[Objective] Write out each entry again. Keep every word exactly as it is.

[Given data]
>>

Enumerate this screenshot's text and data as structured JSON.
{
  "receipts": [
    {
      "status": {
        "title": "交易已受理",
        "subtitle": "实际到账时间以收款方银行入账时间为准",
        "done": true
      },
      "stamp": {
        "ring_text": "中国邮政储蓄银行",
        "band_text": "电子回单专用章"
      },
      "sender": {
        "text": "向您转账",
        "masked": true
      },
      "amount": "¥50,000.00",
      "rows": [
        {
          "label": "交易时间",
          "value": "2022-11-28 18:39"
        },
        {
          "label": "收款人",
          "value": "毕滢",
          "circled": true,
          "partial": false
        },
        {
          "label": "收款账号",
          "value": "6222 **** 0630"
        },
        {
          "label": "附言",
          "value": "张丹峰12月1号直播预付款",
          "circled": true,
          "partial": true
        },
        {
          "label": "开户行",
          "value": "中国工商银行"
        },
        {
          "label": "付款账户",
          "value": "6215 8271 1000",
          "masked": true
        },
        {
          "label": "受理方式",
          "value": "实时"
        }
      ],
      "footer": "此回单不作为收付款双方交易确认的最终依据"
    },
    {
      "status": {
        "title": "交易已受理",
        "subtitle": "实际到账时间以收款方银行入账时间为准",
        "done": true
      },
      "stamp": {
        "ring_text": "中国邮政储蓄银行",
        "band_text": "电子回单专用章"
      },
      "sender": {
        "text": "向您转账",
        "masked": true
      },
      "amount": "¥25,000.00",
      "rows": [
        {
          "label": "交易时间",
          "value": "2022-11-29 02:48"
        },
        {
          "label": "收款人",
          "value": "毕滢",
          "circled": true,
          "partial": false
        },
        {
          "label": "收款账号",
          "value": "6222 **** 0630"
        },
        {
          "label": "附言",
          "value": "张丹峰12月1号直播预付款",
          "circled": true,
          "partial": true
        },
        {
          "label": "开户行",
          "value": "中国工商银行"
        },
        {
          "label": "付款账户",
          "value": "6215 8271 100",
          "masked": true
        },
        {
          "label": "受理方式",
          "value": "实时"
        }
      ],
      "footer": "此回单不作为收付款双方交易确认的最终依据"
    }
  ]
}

<<

[Solution below]
Enumerate this screenshot's text and data as structured JSON.
{
  "receipts": [
    {
      "status": {
        "title": "交易已受理",
        "subtitle": "实际到账时间以收款方银行入账时间为准",
        "done": true
      },
      "stamp": {
        "ring_text": "中国邮政储蓄银行",
        "band_text": "电子回单专用章"
      },
      "sender": {
        "text": "向您转账",
        "masked": true
      },
      "amount": "¥50,000.00",
      "rows": [
        {
          "label": "交易时间",
          "value": "2022-11-28 18:39"
        },
        {
          "label": "收款人",
          "value": "毕滢",
          "circled": true,
          "partial": false
        },
        {
          "label": "收款账号",
          "value": "6222 **** 0630"
        },
        {
          "label": "附言",
          "value": "张丹峰12月1号直播预付款",
          "circled": true,
          "partial": true
        },
        {
          "label": "开户行",
          "value": "中国工商银行"
        },
        {
          "label": "付款账户",
          "value": "6215 8271 1000",
          "masked": true
        },
        {
          "label": "受理方式",
          "value": "实时"
        }
      ],
      "footer": "此回单不作为收付款双方交易确认的最终依据"
    },
    {
      "status": {
        "title": "交易已受理",
        "subtitle": "实际到账时间以收款方银行入账时间为准",
        "done": true
      },
      "stamp": {
        "ring_text": "中国邮政储蓄银行",
        "band_text": "电子回单专用章"
      },
      "sender": {
        "text": "向您转账",
        "masked": true
      },
      "amount": "¥25,000.00",
      "rows": [
        {
          "label": "交易时间",
          "value": "2022-11-29 02:48"
        },
        {
          "label": "收款人",
          "value": "毕滢",
          "circled": true,
          "partial": false
        },
        {
          "label": "收款账号",
          "value": "6222 **** 0630"
        },
        {
          "label": "附言",
          "value": "张丹峰12月1号直播预付款",
          "circled": true,
          "partial": true
        },
        {
          "label": "开户行",
          "value": "中国工商银行"
        },
        {
          "label": "付款账户",
          "value": "6215 8271 100",
          "masked": true
        },
        {
          "label": "受理方式",
          "value": "实时"
        }
      ],
      "footer": "此回单不作为收付款双方交易确认的最终依据"
    }
  ]
}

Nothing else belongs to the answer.